__WHAT THE TASK ASKS__:
Print all records exactly, leaving nothing out.

-- START --

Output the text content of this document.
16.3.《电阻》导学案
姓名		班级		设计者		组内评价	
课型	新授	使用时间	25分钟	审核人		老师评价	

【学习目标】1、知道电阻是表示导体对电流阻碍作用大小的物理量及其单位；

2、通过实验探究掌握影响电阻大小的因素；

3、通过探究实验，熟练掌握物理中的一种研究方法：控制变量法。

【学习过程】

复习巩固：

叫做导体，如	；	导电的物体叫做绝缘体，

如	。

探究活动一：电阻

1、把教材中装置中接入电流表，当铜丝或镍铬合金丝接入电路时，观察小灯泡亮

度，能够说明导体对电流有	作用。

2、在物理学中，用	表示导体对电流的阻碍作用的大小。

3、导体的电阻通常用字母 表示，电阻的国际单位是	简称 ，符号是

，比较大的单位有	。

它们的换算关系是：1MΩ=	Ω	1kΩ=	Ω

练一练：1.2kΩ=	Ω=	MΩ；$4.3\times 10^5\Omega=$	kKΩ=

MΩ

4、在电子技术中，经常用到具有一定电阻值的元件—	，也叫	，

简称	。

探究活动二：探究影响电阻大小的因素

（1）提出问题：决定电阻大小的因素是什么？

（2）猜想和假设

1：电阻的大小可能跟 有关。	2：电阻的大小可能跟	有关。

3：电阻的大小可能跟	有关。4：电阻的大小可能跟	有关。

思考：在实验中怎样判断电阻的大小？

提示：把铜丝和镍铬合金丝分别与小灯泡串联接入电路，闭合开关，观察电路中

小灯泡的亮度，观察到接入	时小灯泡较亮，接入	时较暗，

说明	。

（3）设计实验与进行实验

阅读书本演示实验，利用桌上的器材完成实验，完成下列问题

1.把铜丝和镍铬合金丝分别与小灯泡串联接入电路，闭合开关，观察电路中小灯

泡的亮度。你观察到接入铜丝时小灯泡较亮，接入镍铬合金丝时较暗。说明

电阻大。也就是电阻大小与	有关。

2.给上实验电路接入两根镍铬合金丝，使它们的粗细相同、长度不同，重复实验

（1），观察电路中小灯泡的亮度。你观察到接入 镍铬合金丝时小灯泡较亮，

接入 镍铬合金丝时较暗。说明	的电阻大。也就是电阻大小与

-- END --

__FULL OUTPUT__:
Output the text content of this document.
16.3.《电阻》导学案
姓名		班级		设计者		组内评价	
课型	新授	使用时间	25分钟	审核人		老师评价	

【学习目标】1、知道电阻是表示导体对电流阻碍作用大小的物理量及其单位；

2、通过实验探究掌握影响电阻大小的因素；

3、通过探究实验，熟练掌握物理中的一种研究方法：控制变量法。

【学习过程】

复习巩固：

叫做导体，如	；	导电的物体叫做绝缘体，

如	。

探究活动一：电阻

1、把教材中装置中接入电流表，当铜丝或镍铬合金丝接入电路时，观察小灯泡亮

度，能够说明导体对电流有	作用。

2、在物理学中，用	表示导体对电流的阻碍作用的大小。

3、导体的电阻通常用字母 表示，电阻的国际单位是	简称 ，符号是

，比较大的单位有	。

它们的换算关系是：1MΩ=	Ω	1kΩ=	Ω

练一练：1.2kΩ=	Ω=	MΩ；$4.3\times 10^5\Omega=$	kKΩ=

MΩ

4、在电子技术中，经常用到具有一定电阻值的元件—	，也叫	，

简称	。

探究活动二：探究影响电阻大小的因素

（1）提出问题：决定电阻大小的因素是什么？

（2）猜想和假设

1：电阻的大小可能跟 有关。	2：电阻的大小可能跟	有关。

3：电阻的大小可能跟	有关。4：电阻的大小可能跟	有关。

思考：在实验中怎样判断电阻的大小？

提示：把铜丝和镍铬合金丝分别与小灯泡串联接入电路，闭合开关，观察电路中

小灯泡的亮度，观察到接入	时小灯泡较亮，接入	时较暗，

说明	。

（3）设计实验与进行实验

阅读书本演示实验，利用桌上的器材完成实验，完成下列问题

1.把铜丝和镍铬合金丝分别与小灯泡串联接入电路，闭合开关，观察电路中小灯

泡的亮度。你观察到接入铜丝时小灯泡较亮，接入镍铬合金丝时较暗。说明

电阻大。也就是电阻大小与	有关。

2.给上实验电路接入两根镍铬合金丝，使它们的粗细相同、长度不同，重复实验

（1），观察电路中小灯泡的亮度。你观察到接入 镍铬合金丝时小灯泡较亮，

接入 镍铬合金丝时较暗。说明	的电阻大。也就是电阻大小与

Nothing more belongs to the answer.